▸ Task objective:
Transcribe the lines below verbatim, skipping the images.

-- Records for the task start --

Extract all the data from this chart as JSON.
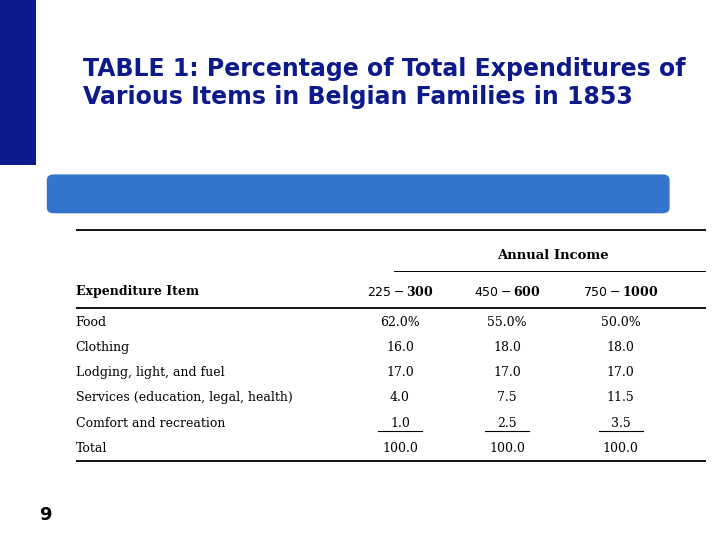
{
  "title_line1": "TABLE 1: Percentage of Total Expenditures of",
  "title_line2": "Various Items in Belgian Families in 1853",
  "title_color": "#0d1a8c",
  "title_fontsize": 17,
  "bg_color": "#ffffff",
  "dark_blue": "#0d1a8c",
  "accent_blue": "#3375cc",
  "slide_number": "9",
  "header_group": "Annual Income",
  "col_headers": [
    "$225-$300",
    "$450-$600",
    "$750-$1000"
  ],
  "row_header": "Expenditure Item",
  "rows": [
    [
      "Food",
      "62.0%",
      "55.0%",
      "50.0%"
    ],
    [
      "Clothing",
      "16.0",
      "18.0",
      "18.0"
    ],
    [
      "Lodging, light, and fuel",
      "17.0",
      "17.0",
      "17.0"
    ],
    [
      "Services (education, legal, health)",
      "4.0",
      "7.5",
      "11.5"
    ],
    [
      "Comfort and recreation",
      "1.0",
      "2.5",
      "3.5"
    ],
    [
      "Total",
      "100.0",
      "100.0",
      "100.0"
    ]
  ],
  "underline_rows": [
    4
  ],
  "total_row_index": 5
}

-- Records for the task end --

▸ The output:
Extract all the data from this chart as JSON.
{
  "title_line1": "TABLE 1: Percentage of Total Expenditures of",
  "title_line2": "Various Items in Belgian Families in 1853",
  "title_color": "#0d1a8c",
  "title_fontsize": 17,
  "bg_color": "#ffffff",
  "dark_blue": "#0d1a8c",
  "accent_blue": "#3375cc",
  "slide_number": "9",
  "header_group": "Annual Income",
  "col_headers": [
    "$225-$300",
    "$450-$600",
    "$750-$1000"
  ],
  "row_header": "Expenditure Item",
  "rows": [
    [
      "Food",
      "62.0%",
      "55.0%",
      "50.0%"
    ],
    [
      "Clothing",
      "16.0",
      "18.0",
      "18.0"
    ],
    [
      "Lodging, light, and fuel",
      "17.0",
      "17.0",
      "17.0"
    ],
    [
      "Services (education, legal, health)",
      "4.0",
      "7.5",
      "11.5"
    ],
    [
      "Comfort and recreation",
      "1.0",
      "2.5",
      "3.5"
    ],
    [
      "Total",
      "100.0",
      "100.0",
      "100.0"
    ]
  ],
  "underline_rows": [
    4
  ],
  "total_row_index": 5
}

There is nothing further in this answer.